Extracted entries:

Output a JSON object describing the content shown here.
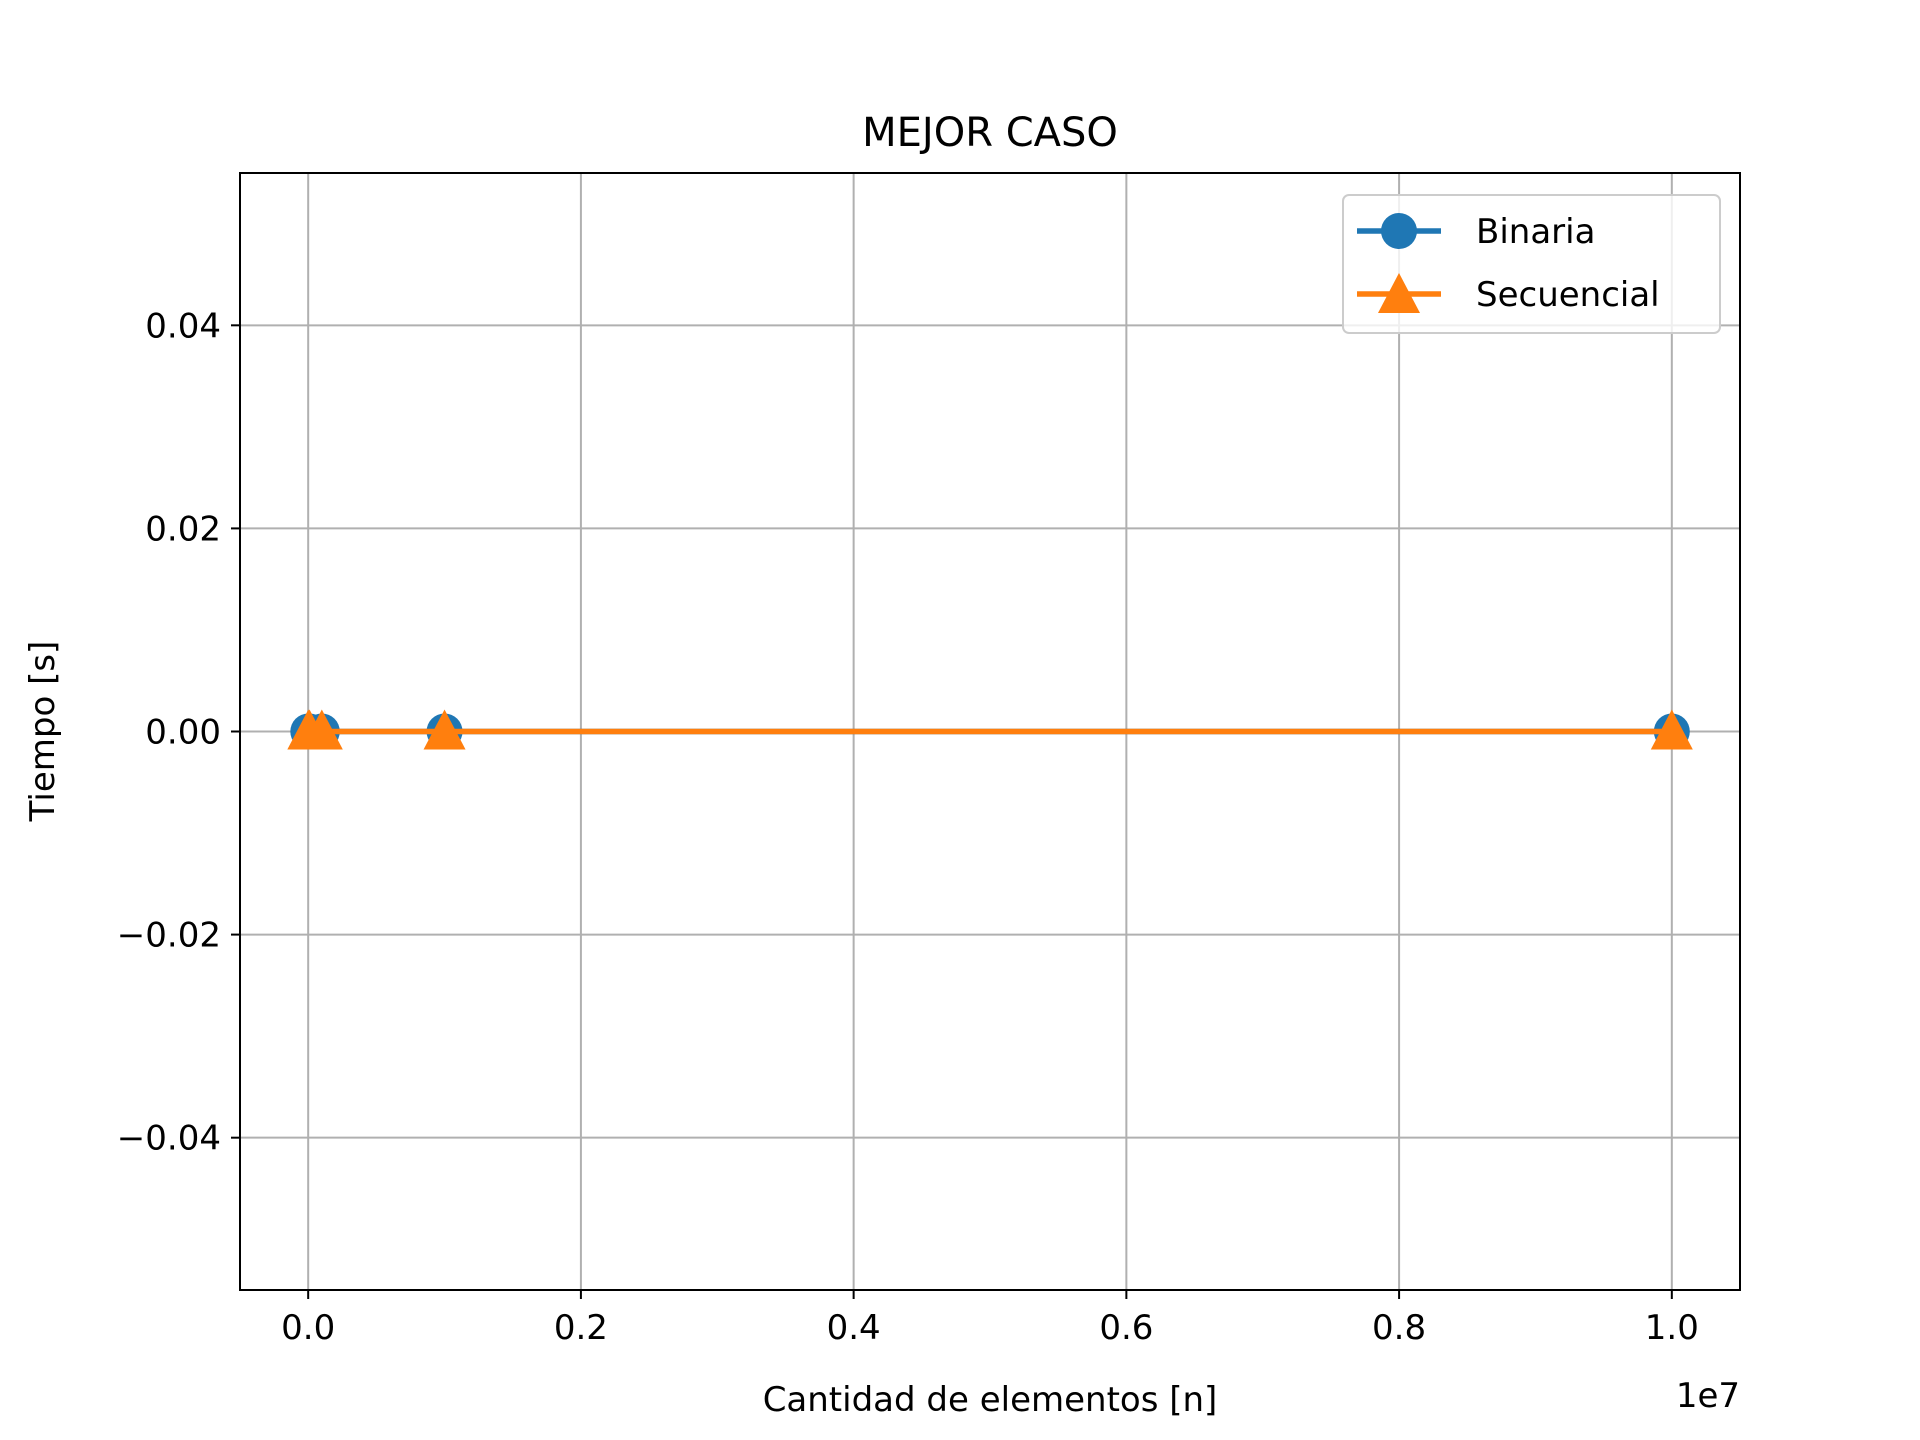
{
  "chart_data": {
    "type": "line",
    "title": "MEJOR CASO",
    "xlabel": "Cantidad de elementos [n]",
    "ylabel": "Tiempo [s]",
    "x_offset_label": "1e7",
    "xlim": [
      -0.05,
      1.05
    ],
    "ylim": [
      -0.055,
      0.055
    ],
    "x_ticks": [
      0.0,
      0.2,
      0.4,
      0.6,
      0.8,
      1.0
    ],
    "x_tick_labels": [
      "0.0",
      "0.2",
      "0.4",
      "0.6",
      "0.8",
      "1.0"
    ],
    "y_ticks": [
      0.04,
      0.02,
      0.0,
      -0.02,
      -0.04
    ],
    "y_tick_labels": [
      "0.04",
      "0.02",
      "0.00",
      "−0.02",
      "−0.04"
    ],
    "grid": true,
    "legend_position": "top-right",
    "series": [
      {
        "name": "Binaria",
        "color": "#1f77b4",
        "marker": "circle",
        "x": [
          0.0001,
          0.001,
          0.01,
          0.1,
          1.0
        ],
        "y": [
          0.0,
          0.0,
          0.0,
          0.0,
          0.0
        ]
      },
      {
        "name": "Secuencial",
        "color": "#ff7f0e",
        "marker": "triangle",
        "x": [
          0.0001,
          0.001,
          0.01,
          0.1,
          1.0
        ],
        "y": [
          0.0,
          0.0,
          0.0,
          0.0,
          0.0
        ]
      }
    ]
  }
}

==

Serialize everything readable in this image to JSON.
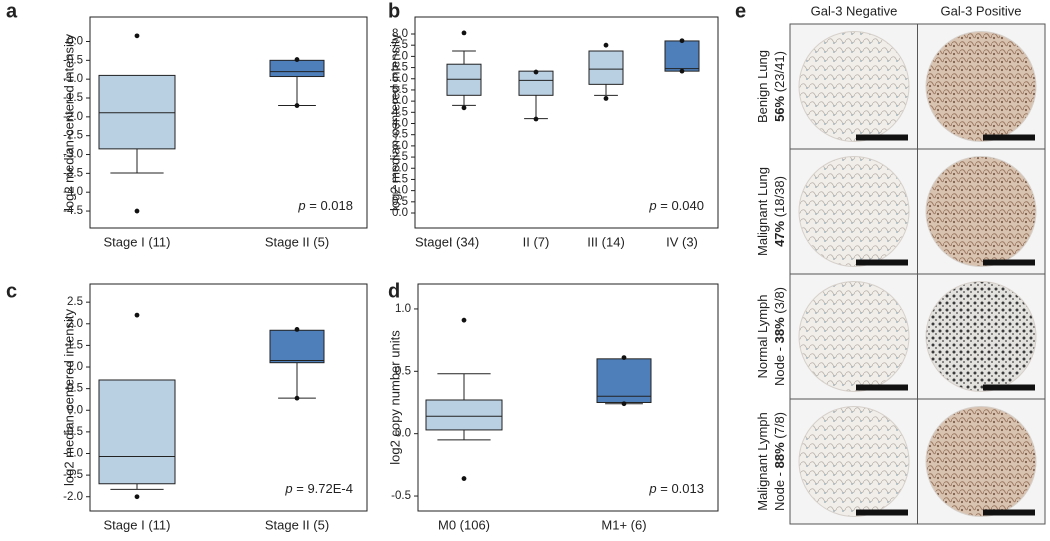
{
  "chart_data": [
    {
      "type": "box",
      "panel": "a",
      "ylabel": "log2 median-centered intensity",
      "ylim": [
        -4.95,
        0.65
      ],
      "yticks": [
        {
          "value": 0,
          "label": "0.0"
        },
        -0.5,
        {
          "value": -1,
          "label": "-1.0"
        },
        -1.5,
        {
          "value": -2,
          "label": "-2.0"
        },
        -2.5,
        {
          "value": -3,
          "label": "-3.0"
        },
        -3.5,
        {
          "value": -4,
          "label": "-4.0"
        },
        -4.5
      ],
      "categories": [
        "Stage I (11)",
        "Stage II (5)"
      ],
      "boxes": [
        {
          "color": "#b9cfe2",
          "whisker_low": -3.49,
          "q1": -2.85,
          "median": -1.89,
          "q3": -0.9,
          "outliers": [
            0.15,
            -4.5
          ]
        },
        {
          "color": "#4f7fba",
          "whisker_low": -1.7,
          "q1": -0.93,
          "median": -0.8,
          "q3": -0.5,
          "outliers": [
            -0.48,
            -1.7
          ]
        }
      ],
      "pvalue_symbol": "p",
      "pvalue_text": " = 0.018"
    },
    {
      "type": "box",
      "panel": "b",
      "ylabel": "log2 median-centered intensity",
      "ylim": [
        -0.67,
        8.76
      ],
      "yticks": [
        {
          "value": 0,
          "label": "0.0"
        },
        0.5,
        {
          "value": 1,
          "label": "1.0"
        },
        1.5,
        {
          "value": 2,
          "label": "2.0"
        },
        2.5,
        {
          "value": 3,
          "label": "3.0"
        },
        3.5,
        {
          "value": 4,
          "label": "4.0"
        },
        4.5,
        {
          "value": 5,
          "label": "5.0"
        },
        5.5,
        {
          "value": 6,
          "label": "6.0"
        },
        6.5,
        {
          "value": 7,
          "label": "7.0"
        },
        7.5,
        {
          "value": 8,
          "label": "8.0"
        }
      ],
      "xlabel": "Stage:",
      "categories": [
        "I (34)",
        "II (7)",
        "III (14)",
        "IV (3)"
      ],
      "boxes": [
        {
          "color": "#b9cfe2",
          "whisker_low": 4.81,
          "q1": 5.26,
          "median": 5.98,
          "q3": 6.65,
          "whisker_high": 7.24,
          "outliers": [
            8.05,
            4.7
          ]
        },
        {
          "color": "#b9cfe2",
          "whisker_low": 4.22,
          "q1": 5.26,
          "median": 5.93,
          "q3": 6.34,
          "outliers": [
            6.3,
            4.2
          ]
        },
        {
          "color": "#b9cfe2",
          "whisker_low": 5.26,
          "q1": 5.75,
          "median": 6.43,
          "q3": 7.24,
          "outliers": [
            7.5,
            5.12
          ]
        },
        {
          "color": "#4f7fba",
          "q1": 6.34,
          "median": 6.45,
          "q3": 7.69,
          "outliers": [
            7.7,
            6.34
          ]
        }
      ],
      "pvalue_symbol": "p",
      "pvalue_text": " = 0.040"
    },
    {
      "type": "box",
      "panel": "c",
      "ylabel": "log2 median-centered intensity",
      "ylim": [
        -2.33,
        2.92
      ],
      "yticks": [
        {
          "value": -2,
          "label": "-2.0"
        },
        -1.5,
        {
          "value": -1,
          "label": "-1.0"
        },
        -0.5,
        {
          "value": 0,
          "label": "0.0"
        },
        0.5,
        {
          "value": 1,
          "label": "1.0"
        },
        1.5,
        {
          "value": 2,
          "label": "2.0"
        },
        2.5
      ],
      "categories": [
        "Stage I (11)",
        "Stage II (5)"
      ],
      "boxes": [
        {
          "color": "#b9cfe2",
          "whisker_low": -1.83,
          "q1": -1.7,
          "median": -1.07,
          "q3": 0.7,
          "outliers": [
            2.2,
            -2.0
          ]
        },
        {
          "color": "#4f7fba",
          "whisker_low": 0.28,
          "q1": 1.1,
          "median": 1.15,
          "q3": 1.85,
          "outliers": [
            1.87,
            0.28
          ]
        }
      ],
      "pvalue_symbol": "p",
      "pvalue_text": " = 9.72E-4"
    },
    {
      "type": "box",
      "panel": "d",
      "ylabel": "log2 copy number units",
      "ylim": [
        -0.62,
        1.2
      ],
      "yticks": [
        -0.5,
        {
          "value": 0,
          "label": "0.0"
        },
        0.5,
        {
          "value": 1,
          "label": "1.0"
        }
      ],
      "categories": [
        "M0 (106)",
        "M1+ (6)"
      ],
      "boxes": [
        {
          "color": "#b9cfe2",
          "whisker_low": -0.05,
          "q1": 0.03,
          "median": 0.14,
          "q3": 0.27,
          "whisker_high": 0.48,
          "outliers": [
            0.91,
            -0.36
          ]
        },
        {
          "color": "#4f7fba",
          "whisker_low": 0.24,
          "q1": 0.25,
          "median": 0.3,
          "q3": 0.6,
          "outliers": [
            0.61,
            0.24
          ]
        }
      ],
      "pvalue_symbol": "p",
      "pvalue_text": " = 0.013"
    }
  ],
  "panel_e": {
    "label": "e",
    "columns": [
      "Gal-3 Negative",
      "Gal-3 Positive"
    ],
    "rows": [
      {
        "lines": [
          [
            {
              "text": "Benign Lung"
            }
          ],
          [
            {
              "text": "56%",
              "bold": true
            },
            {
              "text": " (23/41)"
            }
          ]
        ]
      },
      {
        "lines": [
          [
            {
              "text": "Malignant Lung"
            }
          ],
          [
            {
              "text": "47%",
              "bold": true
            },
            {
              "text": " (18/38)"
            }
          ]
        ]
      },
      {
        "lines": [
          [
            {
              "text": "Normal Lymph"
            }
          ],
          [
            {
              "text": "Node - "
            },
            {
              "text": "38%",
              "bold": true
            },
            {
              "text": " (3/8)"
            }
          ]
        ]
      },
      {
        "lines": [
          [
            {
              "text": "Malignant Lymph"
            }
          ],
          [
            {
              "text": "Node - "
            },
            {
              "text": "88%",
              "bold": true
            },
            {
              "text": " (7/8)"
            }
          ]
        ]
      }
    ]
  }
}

* * *

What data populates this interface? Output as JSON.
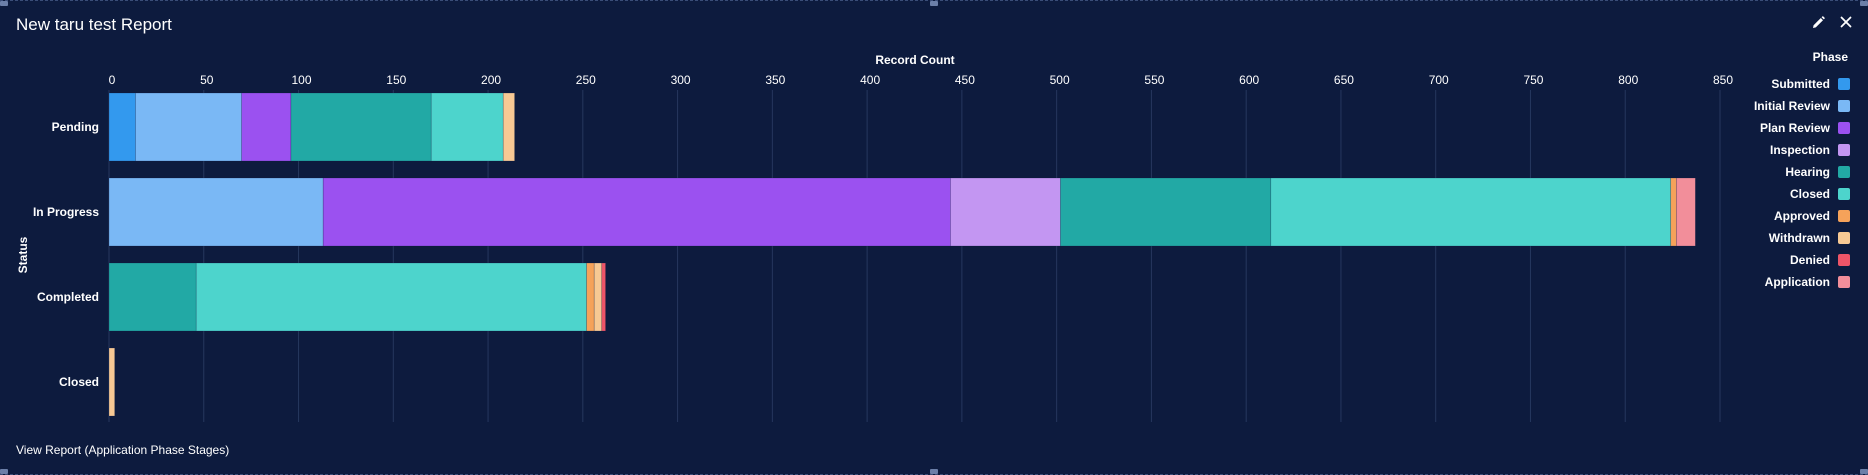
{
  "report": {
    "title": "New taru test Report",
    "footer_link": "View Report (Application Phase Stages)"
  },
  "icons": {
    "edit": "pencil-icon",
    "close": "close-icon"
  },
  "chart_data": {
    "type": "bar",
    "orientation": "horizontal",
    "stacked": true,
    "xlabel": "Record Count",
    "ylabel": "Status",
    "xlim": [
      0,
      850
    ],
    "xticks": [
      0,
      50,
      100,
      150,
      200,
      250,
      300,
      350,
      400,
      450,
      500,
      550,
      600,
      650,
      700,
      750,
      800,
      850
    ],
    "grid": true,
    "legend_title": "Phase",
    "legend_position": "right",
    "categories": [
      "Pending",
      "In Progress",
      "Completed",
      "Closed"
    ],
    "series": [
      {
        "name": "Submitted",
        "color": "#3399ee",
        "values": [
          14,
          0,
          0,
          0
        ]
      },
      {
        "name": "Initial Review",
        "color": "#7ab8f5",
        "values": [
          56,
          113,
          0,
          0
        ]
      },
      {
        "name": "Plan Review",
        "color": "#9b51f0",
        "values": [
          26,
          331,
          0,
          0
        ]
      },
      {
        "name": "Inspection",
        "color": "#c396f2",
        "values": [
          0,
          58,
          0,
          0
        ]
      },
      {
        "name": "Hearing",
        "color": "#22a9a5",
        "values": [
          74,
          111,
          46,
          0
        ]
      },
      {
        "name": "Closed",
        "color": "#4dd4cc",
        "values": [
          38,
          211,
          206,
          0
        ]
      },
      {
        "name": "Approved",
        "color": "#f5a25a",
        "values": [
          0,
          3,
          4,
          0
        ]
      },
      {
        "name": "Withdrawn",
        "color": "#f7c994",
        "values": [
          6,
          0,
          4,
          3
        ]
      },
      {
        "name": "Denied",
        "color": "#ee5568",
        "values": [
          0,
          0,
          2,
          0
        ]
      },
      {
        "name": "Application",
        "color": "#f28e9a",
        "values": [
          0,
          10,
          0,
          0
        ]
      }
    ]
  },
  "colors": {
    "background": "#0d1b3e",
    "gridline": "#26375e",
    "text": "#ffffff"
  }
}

Written request: Indicate how many lines of the material contain the string "name", giving the number and nothing more.

Response: 12